- _Deskripsi Tugas_
Tolong ketik ulang seluruh teks tentang revolusi industri di bawah ini tanpa mengubah satu huruf pun.

- _Teks yang Diberikan_
***

Perkembangan teknologi saat ini tidak semerta-merta tanpa melalui tahapan yang panjang dan rumit, mulai dari revolusi industri 1.0 yang ditandai dengan adanya penemuan mesin uap dan mulainya industri manufaktur pada abad ke-18. 

Kemudian lanjut pada revolusi industri 2.0 pada abad ke 19 yang ditandai dengan adanya produksi massal dan ditemukannya mesin listrik untuk pengolahan produk pertanian. 

Setelah melewati tahapan tersebut, muncul kemudian revolusi industri 3.0 pada abad ke-20 yang ditandai dengan adanya komputer dan teknologi informasi

Hingga akhirnya saat ini kita berada pada revolusi industri 4.0 yang merupakan puncak dari lahirnya teknologi digital dan berbagai bentuk otomatisasi teknologi.

Revolusi Industri 4.0 dengan segala bentuk kemudahan yang ditawarkan bagi aktivitas manusia juga tidak luput dari dampak negative bagi manusia itu sendiri. 

Dampak dari revolusi industri 4.0 berupa disrupsi hampir pada seluruh bidang, dimana dampak disrupsi ini harus segera ditanggapi agar tidak tergerus pada kemajuan teknologi.

***

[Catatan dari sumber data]
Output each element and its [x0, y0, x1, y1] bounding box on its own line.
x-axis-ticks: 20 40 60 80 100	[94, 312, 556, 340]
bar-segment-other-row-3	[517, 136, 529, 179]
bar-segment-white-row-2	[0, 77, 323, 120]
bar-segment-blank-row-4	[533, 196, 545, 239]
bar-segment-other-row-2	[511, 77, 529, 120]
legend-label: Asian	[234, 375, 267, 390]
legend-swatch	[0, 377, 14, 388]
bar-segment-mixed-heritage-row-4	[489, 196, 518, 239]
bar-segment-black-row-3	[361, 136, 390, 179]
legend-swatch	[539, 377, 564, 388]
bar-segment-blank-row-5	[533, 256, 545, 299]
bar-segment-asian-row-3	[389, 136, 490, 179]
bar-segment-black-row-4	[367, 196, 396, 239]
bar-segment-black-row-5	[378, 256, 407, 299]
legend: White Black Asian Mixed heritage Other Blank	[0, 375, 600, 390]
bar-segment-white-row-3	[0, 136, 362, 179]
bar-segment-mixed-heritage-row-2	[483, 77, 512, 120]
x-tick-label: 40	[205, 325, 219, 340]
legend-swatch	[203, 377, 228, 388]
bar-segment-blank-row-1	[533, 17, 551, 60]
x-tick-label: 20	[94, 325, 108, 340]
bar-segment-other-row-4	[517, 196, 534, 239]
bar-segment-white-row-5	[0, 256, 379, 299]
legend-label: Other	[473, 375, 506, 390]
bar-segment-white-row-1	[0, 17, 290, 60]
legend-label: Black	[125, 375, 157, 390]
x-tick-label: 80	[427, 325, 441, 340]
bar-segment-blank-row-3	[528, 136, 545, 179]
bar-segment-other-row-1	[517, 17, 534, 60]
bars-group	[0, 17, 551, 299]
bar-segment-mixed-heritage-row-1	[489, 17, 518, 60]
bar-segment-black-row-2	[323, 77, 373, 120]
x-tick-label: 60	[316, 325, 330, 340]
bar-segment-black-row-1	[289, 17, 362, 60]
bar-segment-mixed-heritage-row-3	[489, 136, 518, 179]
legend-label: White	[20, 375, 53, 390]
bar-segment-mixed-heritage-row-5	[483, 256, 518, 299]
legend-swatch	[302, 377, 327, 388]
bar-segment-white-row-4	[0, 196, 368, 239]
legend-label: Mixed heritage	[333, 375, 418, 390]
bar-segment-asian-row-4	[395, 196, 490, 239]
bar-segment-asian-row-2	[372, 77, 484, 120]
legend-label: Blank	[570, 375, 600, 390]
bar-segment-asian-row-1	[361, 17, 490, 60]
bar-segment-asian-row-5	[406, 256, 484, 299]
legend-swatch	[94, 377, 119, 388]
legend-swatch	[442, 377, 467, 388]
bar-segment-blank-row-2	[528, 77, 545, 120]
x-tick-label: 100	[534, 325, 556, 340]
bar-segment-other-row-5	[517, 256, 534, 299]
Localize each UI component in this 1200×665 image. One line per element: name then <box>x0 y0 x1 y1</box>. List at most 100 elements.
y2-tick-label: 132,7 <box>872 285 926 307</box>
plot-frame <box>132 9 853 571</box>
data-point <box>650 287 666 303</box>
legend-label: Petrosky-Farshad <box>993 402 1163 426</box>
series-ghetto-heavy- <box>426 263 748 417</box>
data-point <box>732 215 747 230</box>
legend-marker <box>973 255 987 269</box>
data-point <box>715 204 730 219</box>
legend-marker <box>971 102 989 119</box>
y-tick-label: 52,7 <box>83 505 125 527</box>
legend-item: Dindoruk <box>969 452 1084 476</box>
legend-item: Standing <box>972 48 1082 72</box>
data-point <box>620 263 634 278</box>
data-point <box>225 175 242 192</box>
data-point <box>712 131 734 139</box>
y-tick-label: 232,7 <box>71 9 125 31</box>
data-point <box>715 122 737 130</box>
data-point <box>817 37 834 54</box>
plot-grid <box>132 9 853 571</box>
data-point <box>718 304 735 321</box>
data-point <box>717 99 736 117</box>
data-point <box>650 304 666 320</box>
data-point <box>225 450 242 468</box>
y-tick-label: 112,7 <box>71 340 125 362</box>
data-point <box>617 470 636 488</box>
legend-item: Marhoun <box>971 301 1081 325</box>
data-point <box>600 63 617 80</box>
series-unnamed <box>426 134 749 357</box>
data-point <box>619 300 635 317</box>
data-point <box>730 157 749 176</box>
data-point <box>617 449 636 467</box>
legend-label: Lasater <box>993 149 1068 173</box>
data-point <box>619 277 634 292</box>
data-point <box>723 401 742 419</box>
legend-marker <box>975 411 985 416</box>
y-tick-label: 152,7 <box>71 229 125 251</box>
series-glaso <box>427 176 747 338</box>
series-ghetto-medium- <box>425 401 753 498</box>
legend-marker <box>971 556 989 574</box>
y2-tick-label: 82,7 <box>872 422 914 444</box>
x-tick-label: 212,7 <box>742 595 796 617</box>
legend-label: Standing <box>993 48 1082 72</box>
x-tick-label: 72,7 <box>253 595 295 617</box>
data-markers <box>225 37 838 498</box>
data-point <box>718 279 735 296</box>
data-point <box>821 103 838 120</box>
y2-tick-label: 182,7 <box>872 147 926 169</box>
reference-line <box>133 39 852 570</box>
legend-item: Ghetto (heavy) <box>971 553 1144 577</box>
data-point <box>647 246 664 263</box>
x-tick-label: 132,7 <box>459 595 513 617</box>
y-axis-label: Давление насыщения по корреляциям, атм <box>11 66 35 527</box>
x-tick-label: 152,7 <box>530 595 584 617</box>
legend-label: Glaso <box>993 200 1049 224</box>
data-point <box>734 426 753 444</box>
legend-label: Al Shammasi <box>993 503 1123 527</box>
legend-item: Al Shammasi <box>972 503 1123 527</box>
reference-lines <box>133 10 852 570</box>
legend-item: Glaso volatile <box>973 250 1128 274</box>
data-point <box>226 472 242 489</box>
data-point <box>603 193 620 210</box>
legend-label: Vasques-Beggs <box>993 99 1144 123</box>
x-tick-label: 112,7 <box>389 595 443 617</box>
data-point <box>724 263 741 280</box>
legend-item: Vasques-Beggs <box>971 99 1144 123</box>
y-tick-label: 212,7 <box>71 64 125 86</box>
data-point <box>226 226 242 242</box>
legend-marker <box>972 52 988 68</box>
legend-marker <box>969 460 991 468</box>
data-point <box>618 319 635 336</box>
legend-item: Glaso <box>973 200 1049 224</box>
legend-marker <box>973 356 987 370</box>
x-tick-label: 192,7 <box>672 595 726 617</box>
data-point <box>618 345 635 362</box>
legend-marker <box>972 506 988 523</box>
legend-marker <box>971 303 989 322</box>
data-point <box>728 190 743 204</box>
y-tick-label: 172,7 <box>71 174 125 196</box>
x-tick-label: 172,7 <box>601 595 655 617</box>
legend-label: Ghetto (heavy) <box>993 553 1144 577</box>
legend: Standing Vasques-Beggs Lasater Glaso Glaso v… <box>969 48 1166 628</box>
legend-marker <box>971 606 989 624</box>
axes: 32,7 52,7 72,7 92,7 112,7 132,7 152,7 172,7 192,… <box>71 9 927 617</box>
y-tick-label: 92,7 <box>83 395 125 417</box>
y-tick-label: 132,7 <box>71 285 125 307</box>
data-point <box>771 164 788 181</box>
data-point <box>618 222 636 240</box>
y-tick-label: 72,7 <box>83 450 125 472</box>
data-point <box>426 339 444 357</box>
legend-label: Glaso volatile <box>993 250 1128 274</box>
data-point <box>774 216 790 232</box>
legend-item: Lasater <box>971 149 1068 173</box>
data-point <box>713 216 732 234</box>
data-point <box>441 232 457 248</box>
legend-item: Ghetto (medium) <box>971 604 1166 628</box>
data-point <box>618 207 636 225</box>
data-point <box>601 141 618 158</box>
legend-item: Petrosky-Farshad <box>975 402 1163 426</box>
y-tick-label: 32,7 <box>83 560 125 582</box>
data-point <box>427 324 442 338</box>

***

- _Hasil Tugas_
Perkembangan teknologi saat ini tidak semerta-merta tanpa melalui tahapan yang panjang dan rumit, mulai dari revolusi industri 1.0 yang ditandai dengan adanya penemuan mesin uap dan mulainya industri manufaktur pada abad ke-18. 

Kemudian lanjut pada revolusi industri 2.0 pada abad ke 19 yang ditandai dengan adanya produksi massal dan ditemukannya mesin listrik untuk pengolahan produk pertanian. 

Setelah melewati tahapan tersebut, muncul kemudian revolusi industri 3.0 pada abad ke-20 yang ditandai dengan adanya komputer dan teknologi informasi

Hingga akhirnya saat ini kita berada pada revolusi industri 4.0 yang merupakan puncak dari lahirnya teknologi digital dan berbagai bentuk otomatisasi teknologi.

Revolusi Industri 4.0 dengan segala bentuk kemudahan yang ditawarkan bagi aktivitas manusia juga tidak luput dari dampak negative bagi manusia itu sendiri. 

Dampak dari revolusi industri 4.0 berupa disrupsi hampir pada seluruh bidang, dimana dampak disrupsi ini harus segera ditanggapi agar tidak tergerus pada kemajuan teknologi.